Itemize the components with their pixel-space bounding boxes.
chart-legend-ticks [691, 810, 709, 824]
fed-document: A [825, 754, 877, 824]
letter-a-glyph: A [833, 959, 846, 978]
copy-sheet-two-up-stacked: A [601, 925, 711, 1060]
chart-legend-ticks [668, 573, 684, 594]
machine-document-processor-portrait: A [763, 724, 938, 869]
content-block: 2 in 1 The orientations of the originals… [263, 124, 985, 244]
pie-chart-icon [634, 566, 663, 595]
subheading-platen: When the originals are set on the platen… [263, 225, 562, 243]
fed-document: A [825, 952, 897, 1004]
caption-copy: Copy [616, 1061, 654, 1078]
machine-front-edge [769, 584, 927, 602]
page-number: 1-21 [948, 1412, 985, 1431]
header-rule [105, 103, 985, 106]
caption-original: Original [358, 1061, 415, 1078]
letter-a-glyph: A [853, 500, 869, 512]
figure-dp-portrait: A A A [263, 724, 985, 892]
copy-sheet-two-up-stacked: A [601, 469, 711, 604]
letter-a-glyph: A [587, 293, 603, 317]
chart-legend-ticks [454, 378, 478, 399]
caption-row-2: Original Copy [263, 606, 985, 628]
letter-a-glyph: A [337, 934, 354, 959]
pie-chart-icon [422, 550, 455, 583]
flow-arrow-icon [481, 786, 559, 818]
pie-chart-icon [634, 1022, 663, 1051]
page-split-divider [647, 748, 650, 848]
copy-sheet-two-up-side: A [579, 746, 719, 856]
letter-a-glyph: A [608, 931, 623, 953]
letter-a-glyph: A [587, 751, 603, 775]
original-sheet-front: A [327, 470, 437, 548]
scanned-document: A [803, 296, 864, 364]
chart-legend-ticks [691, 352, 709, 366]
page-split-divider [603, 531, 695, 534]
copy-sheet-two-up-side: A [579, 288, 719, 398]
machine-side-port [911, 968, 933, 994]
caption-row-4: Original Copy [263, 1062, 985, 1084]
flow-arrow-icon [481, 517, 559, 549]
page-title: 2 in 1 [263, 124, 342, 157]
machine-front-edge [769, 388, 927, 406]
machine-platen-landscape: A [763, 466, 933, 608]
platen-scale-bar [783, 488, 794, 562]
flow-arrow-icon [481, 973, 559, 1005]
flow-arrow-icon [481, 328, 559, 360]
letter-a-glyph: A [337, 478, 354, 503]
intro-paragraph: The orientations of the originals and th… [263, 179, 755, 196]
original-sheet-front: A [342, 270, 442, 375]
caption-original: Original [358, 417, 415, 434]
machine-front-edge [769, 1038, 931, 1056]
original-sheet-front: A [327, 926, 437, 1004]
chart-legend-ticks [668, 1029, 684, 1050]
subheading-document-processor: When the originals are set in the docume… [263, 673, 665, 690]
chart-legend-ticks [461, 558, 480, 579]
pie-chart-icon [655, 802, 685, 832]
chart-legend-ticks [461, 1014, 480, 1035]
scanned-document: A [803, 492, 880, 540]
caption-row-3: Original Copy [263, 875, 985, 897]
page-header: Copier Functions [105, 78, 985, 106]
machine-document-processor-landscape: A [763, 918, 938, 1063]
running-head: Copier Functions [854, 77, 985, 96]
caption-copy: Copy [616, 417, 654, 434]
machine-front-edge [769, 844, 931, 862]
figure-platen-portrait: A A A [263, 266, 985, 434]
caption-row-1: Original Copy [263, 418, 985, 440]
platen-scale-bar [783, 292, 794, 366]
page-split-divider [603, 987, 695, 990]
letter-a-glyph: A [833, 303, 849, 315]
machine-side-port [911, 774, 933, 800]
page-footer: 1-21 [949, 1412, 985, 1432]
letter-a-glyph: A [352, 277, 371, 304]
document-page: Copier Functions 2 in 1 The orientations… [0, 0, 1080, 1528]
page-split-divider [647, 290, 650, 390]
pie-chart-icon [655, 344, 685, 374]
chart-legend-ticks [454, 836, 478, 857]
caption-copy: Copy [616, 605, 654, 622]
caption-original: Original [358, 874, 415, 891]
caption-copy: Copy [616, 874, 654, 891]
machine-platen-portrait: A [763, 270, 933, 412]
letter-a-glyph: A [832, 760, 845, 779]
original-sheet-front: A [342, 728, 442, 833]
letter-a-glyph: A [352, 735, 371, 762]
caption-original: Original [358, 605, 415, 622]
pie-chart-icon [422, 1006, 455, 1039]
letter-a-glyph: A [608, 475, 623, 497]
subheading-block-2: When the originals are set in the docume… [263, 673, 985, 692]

-*-*-

* [STATED TASK]: Please reproduce the entries word for word, everything from the first one down to the line containing "original-sheet-front: A [327, 926, 437, 1004]", with both ends included.

* [RESULT]:
Itemize the components with their pixel-space bounding boxes.
chart-legend-ticks [691, 810, 709, 824]
fed-document: A [825, 754, 877, 824]
letter-a-glyph: A [833, 959, 846, 978]
copy-sheet-two-up-stacked: A [601, 925, 711, 1060]
chart-legend-ticks [668, 573, 684, 594]
machine-document-processor-portrait: A [763, 724, 938, 869]
content-block: 2 in 1 The orientations of the originals… [263, 124, 985, 244]
pie-chart-icon [634, 566, 663, 595]
subheading-platen: When the originals are set on the platen… [263, 225, 562, 243]
fed-document: A [825, 952, 897, 1004]
caption-copy: Copy [616, 1061, 654, 1078]
machine-front-edge [769, 584, 927, 602]
page-number: 1-21 [948, 1412, 985, 1431]
header-rule [105, 103, 985, 106]
caption-original: Original [358, 1061, 415, 1078]
letter-a-glyph: A [853, 500, 869, 512]
figure-dp-portrait: A A A [263, 724, 985, 892]
copy-sheet-two-up-stacked: A [601, 469, 711, 604]
letter-a-glyph: A [587, 293, 603, 317]
chart-legend-ticks [454, 378, 478, 399]
caption-row-2: Original Copy [263, 606, 985, 628]
letter-a-glyph: A [337, 934, 354, 959]
pie-chart-icon [422, 550, 455, 583]
flow-arrow-icon [481, 786, 559, 818]
pie-chart-icon [634, 1022, 663, 1051]
page-split-divider [647, 748, 650, 848]
copy-sheet-two-up-side: A [579, 746, 719, 856]
letter-a-glyph: A [608, 931, 623, 953]
letter-a-glyph: A [587, 751, 603, 775]
original-sheet-front: A [327, 470, 437, 548]
scanned-document: A [803, 296, 864, 364]
chart-legend-ticks [691, 352, 709, 366]
page-split-divider [603, 531, 695, 534]
copy-sheet-two-up-side: A [579, 288, 719, 398]
machine-side-port [911, 968, 933, 994]
caption-row-4: Original Copy [263, 1062, 985, 1084]
flow-arrow-icon [481, 517, 559, 549]
page-title: 2 in 1 [263, 124, 342, 157]
machine-front-edge [769, 388, 927, 406]
machine-platen-landscape: A [763, 466, 933, 608]
platen-scale-bar [783, 488, 794, 562]
flow-arrow-icon [481, 973, 559, 1005]
flow-arrow-icon [481, 328, 559, 360]
letter-a-glyph: A [337, 478, 354, 503]
intro-paragraph: The orientations of the originals and th… [263, 179, 755, 196]
original-sheet-front: A [342, 270, 442, 375]
caption-original: Original [358, 417, 415, 434]
machine-front-edge [769, 1038, 931, 1056]
original-sheet-front: A [327, 926, 437, 1004]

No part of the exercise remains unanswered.